**STATED EXERCISE:** Set down the full listing exactly, character for character.

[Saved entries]
[start]

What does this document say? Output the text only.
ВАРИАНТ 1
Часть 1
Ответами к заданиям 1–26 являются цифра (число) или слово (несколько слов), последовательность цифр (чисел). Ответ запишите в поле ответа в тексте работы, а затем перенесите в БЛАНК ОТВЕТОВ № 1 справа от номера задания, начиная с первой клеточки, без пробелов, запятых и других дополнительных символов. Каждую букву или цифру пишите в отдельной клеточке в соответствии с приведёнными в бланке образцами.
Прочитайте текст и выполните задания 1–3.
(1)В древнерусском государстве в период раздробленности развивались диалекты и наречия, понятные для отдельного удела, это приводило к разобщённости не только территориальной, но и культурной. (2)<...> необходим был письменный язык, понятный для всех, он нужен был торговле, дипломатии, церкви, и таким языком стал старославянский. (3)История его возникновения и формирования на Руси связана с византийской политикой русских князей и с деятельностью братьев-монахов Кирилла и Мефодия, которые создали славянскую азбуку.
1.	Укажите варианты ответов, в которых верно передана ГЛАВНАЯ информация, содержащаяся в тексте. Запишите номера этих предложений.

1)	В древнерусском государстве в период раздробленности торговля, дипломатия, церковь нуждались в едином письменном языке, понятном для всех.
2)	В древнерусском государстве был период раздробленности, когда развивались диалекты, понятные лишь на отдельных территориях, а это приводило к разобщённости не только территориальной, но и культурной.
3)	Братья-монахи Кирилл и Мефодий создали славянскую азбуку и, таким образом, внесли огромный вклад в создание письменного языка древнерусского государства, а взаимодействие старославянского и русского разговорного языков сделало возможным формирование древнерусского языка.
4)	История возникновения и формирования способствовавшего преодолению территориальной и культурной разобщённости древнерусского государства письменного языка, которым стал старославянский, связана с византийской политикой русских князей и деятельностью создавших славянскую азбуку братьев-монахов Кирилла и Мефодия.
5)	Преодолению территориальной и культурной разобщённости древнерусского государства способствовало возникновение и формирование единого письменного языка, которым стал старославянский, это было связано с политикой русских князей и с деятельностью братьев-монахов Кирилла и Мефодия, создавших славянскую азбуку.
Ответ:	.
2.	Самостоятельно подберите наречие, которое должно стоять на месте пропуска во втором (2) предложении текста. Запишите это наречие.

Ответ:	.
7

[end]

**RESULT FOR THIS TASK:**
What does this document say? Output the text only.
ВАРИАНТ 1
Часть 1
Ответами к заданиям 1–26 являются цифра (число) или слово (несколько слов), последовательность цифр (чисел). Ответ запишите в поле ответа в тексте работы, а затем перенесите в БЛАНК ОТВЕТОВ № 1 справа от номера задания, начиная с первой клеточки, без пробелов, запятых и других дополнительных символов. Каждую букву или цифру пишите в отдельной клеточке в соответствии с приведёнными в бланке образцами.
Прочитайте текст и выполните задания 1–3.
(1)В древнерусском государстве в период раздробленности развивались диалекты и наречия, понятные для отдельного удела, это приводило к разобщённости не только территориальной, но и культурной. (2)<...> необходим был письменный язык, понятный для всех, он нужен был торговле, дипломатии, церкви, и таким языком стал старославянский. (3)История его возникновения и формирования на Руси связана с византийской политикой русских князей и с деятельностью братьев-монахов Кирилла и Мефодия, которые создали славянскую азбуку.
1.	Укажите варианты ответов, в которых верно передана ГЛАВНАЯ информация, содержащаяся в тексте. Запишите номера этих предложений.

1)	В древнерусском государстве в период раздробленности торговля, дипломатия, церковь нуждались в едином письменном языке, понятном для всех.
2)	В древнерусском государстве был период раздробленности, когда развивались диалекты, понятные лишь на отдельных территориях, а это приводило к разобщённости не только территориальной, но и культурной.
3)	Братья-монахи Кирилл и Мефодий создали славянскую азбуку и, таким образом, внесли огромный вклад в создание письменного языка древнерусского государства, а взаимодействие старославянского и русского разговорного языков сделало возможным формирование древнерусского языка.
4)	История возникновения и формирования способствовавшего преодолению территориальной и культурной разобщённости древнерусского государства письменного языка, которым стал старославянский, связана с византийской политикой русских князей и деятельностью создавших славянскую азбуку братьев-монахов Кирилла и Мефодия.
5)	Преодолению территориальной и культурной разобщённости древнерусского государства способствовало возникновение и формирование единого письменного языка, которым стал старославянский, это было связано с политикой русских князей и с деятельностью братьев-монахов Кирилла и Мефодия, создавших славянскую азбуку.
Ответ:	.
2.	Самостоятельно подберите наречие, которое должно стоять на месте пропуска во втором (2) предложении текста. Запишите это наречие.

Ответ:	.
7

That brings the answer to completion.